*Description of the task:*
Gather up the lines that contain "color".

━━━ Data supplied

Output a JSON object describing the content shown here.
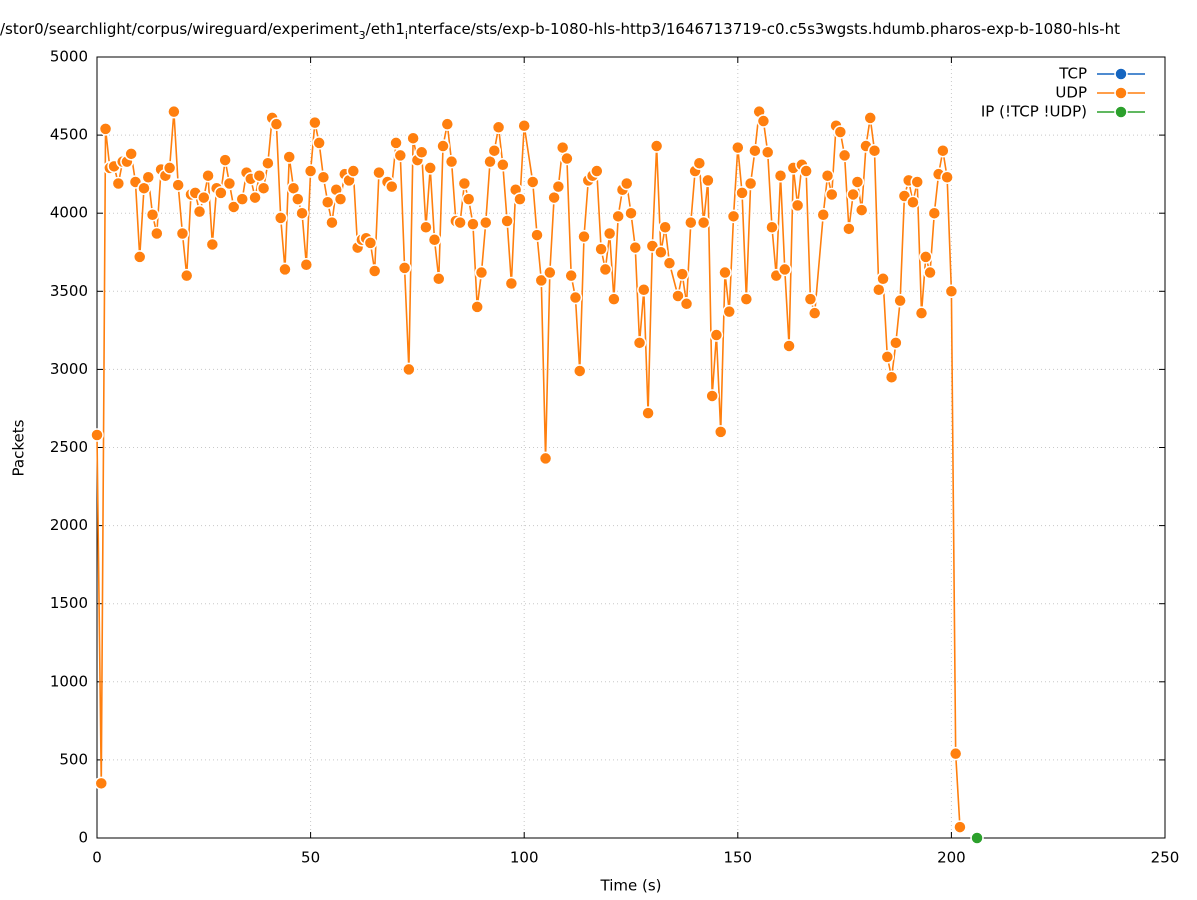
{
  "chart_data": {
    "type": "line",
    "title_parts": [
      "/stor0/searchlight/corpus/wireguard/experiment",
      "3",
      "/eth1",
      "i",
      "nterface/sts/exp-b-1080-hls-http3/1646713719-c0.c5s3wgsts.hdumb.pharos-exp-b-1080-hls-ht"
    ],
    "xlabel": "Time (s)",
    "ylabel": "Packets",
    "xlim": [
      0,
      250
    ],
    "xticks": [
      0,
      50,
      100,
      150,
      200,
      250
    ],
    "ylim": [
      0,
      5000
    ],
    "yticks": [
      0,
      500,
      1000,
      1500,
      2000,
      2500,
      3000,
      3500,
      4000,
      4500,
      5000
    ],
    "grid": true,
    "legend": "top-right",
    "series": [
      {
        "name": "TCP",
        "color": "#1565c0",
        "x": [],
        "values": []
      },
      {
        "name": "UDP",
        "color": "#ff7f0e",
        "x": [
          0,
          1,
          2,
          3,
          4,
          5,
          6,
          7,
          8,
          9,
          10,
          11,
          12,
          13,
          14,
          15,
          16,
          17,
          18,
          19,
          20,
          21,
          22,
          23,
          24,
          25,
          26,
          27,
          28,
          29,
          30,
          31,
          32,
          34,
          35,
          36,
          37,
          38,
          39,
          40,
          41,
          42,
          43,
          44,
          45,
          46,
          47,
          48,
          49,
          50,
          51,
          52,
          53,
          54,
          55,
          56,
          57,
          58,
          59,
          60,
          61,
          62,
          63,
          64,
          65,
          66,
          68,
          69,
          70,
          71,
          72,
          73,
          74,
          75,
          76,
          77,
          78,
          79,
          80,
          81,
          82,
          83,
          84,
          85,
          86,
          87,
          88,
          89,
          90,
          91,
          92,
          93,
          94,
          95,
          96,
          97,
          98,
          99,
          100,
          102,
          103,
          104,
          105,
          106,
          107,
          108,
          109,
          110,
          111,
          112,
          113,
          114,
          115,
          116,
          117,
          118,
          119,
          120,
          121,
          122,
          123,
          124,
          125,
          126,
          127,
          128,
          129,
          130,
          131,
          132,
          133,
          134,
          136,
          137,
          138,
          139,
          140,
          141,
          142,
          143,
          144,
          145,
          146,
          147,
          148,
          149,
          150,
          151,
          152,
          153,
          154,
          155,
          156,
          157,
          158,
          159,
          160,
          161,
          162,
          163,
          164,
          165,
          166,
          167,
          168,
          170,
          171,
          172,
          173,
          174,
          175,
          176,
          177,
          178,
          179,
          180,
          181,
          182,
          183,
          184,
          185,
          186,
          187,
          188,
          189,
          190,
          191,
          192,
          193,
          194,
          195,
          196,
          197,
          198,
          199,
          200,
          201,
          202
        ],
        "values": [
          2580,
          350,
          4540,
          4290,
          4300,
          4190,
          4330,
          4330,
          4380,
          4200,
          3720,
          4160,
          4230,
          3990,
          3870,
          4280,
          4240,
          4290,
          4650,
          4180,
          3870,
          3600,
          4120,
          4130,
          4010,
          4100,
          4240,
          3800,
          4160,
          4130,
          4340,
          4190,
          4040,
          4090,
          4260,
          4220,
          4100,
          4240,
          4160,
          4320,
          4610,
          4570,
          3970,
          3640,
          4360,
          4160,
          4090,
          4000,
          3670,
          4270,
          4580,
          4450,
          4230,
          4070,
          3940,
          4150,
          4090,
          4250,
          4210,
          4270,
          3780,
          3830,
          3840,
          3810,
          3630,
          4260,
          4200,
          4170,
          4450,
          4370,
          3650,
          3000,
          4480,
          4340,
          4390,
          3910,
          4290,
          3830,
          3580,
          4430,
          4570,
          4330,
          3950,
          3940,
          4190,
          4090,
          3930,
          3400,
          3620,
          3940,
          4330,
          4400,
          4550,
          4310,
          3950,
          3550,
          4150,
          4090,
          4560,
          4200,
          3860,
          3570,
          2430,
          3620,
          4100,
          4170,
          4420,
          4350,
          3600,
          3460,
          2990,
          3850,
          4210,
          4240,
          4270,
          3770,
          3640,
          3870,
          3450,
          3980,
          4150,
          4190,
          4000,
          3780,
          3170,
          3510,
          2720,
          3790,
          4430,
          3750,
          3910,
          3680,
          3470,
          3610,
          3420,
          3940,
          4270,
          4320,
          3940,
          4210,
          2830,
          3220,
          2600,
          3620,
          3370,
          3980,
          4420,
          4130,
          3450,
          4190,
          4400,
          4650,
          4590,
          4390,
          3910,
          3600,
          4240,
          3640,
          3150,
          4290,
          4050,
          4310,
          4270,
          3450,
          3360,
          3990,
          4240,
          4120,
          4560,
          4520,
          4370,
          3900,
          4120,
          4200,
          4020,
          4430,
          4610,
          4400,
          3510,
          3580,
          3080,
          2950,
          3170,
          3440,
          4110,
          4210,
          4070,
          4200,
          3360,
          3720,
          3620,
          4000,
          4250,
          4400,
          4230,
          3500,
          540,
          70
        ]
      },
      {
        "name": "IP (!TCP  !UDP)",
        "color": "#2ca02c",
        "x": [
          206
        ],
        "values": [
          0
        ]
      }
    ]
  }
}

━━━━━━

*Reply:*
        "color": "#1565c0",
        "color": "#ff7f0e",
        "color": "#2ca02c",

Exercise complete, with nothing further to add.